▶ [Directions for this task]: Please state how many lines in the records contain the string "JSON", with no words besides the number.

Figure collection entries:
----

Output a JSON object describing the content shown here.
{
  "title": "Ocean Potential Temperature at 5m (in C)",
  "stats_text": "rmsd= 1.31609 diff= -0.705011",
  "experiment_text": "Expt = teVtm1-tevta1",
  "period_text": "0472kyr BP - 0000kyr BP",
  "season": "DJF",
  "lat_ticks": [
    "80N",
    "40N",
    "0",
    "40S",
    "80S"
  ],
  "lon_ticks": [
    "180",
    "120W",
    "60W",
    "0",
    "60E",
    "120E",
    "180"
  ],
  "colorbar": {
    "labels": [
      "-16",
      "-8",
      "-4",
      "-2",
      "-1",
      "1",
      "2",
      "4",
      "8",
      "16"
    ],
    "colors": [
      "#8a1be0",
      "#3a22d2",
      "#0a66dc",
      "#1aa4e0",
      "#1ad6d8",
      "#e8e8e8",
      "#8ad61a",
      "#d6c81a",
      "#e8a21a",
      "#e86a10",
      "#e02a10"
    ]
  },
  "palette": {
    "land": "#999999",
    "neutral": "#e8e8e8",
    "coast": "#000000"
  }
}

----

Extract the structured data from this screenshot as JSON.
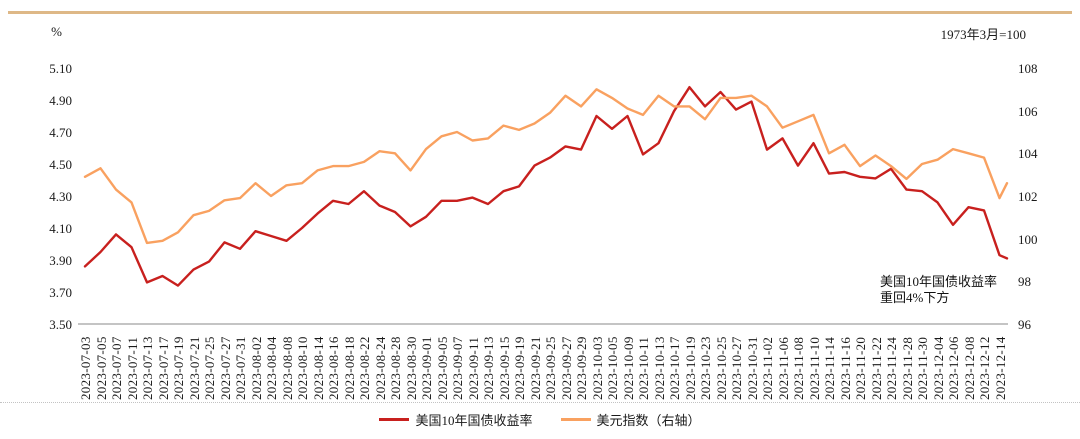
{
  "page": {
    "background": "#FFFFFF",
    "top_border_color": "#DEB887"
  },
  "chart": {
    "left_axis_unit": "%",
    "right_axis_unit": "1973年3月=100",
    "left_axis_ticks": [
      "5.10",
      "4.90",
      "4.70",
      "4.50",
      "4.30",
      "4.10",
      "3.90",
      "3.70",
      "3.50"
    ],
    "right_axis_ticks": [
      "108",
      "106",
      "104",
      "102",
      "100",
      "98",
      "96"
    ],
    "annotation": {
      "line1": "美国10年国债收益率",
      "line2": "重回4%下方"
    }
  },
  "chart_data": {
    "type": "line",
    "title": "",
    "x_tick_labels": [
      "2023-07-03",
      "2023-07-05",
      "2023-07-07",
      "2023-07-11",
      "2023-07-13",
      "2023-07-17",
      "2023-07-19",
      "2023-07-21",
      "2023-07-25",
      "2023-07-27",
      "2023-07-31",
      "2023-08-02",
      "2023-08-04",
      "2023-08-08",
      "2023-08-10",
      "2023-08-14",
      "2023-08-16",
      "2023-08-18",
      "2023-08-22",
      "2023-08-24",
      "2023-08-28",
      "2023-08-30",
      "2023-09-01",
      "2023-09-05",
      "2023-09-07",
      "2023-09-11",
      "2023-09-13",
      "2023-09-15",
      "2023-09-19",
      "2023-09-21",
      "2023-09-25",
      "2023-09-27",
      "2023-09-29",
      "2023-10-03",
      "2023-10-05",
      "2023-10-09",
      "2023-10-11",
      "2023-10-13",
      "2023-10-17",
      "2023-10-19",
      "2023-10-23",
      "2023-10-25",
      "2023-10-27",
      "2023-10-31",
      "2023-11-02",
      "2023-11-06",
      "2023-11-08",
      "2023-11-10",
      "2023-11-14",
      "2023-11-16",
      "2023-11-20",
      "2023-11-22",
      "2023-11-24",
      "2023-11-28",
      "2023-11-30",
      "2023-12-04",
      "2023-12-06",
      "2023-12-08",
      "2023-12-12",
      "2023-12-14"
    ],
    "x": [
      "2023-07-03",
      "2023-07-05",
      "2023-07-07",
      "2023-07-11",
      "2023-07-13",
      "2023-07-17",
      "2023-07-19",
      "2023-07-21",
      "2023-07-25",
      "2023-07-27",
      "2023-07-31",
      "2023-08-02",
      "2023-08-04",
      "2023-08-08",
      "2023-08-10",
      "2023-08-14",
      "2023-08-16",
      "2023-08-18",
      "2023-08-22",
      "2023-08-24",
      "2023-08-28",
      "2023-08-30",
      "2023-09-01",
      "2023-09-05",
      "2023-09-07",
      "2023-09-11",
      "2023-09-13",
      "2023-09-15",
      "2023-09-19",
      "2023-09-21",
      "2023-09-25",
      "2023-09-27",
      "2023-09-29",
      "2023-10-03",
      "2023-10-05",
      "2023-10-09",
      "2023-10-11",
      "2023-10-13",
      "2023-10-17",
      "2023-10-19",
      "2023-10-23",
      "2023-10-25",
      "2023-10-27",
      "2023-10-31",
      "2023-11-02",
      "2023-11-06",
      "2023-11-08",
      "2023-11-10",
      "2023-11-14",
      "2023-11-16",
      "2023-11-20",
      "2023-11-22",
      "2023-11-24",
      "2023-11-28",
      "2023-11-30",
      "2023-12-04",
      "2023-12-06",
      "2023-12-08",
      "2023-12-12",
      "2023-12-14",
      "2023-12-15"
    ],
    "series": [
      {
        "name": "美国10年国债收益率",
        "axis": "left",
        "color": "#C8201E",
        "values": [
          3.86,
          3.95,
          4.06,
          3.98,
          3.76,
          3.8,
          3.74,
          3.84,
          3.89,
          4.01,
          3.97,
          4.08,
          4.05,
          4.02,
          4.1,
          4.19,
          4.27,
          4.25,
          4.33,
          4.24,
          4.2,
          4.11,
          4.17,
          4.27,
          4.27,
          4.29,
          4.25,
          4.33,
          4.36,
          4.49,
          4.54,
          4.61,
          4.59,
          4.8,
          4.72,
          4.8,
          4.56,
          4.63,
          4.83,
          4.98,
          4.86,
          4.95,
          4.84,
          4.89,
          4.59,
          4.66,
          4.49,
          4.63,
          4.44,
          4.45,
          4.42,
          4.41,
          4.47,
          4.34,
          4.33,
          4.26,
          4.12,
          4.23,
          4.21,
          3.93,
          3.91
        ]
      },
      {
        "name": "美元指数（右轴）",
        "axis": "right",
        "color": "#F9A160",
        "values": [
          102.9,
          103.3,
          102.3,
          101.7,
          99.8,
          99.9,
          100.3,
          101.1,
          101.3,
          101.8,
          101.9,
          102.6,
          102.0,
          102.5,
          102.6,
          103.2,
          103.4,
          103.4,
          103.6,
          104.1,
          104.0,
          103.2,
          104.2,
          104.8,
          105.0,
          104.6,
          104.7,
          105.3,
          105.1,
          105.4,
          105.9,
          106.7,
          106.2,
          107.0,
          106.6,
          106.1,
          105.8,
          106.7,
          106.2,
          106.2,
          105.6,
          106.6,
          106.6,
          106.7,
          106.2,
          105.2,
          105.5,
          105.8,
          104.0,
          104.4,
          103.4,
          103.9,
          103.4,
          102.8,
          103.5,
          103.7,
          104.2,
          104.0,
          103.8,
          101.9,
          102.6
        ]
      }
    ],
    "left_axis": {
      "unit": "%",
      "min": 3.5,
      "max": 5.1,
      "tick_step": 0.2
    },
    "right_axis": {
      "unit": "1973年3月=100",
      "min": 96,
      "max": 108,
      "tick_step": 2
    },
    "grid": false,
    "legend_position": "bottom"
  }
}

----

▶ [Task answer]: 2